Short exercise ▸
Output every entry exactly, from the first line to the last.

Collected data entries:
+--

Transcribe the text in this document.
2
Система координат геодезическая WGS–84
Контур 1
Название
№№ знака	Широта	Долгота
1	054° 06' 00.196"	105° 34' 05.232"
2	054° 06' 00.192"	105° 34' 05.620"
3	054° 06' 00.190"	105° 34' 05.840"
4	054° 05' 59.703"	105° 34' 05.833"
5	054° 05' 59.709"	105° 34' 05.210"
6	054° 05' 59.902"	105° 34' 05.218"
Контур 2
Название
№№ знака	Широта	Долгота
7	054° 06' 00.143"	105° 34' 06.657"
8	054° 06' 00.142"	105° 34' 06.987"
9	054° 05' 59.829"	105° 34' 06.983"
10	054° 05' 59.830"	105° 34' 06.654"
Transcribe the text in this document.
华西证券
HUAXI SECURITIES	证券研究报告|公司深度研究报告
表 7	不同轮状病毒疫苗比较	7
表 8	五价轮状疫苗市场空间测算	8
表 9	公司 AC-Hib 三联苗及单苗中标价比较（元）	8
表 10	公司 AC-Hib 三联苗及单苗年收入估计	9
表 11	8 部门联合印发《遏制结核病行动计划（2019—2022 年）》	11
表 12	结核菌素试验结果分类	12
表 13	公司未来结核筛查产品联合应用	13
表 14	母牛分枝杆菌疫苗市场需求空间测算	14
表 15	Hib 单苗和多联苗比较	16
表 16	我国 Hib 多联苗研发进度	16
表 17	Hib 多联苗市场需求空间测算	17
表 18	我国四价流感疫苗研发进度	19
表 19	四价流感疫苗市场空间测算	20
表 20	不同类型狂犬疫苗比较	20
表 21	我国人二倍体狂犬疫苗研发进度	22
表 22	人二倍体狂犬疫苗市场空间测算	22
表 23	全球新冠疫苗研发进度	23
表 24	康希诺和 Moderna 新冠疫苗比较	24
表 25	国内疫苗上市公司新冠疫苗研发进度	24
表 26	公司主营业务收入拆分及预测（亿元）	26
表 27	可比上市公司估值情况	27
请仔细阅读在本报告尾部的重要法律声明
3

+--

Task answer ▸
Transcribe the text in this document.
2
Система координат геодезическая WGS–84
Контур 1
Название
№№ знака	Широта	Долгота
1	054° 06' 00.196"	105° 34' 05.232"
2	054° 06' 00.192"	105° 34' 05.620"
3	054° 06' 00.190"	105° 34' 05.840"
4	054° 05' 59.703"	105° 34' 05.833"
5	054° 05' 59.709"	105° 34' 05.210"
6	054° 05' 59.902"	105° 34' 05.218"
Контур 2
Название
№№ знака	Широта	Долгота
7	054° 06' 00.143"	105° 34' 06.657"
8	054° 06' 00.142"	105° 34' 06.987"
9	054° 05' 59.829"	105° 34' 06.983"
10	054° 05' 59.830"	105° 34' 06.654"
Transcribe the text in this document.
华西证券
HUAXI SECURITIES	证券研究报告|公司深度研究报告
表 7	不同轮状病毒疫苗比较	7
表 8	五价轮状疫苗市场空间测算	8
表 9	公司 AC-Hib 三联苗及单苗中标价比较（元）	8
表 10	公司 AC-Hib 三联苗及单苗年收入估计	9
表 11	8 部门联合印发《遏制结核病行动计划（2019—2022 年）》	11
表 12	结核菌素试验结果分类	12
表 13	公司未来结核筛查产品联合应用	13
表 14	母牛分枝杆菌疫苗市场需求空间测算	14
表 15	Hib 单苗和多联苗比较	16
表 16	我国 Hib 多联苗研发进度	16
表 17	Hib 多联苗市场需求空间测算	17
表 18	我国四价流感疫苗研发进度	19
表 19	四价流感疫苗市场空间测算	20
表 20	不同类型狂犬疫苗比较	20
表 21	我国人二倍体狂犬疫苗研发进度	22
表 22	人二倍体狂犬疫苗市场空间测算	22
表 23	全球新冠疫苗研发进度	23
表 24	康希诺和 Moderna 新冠疫苗比较	24
表 25	国内疫苗上市公司新冠疫苗研发进度	24
表 26	公司主营业务收入拆分及预测（亿元）	26
表 27	可比上市公司估值情况	27
请仔细阅读在本报告尾部的重要法律声明
3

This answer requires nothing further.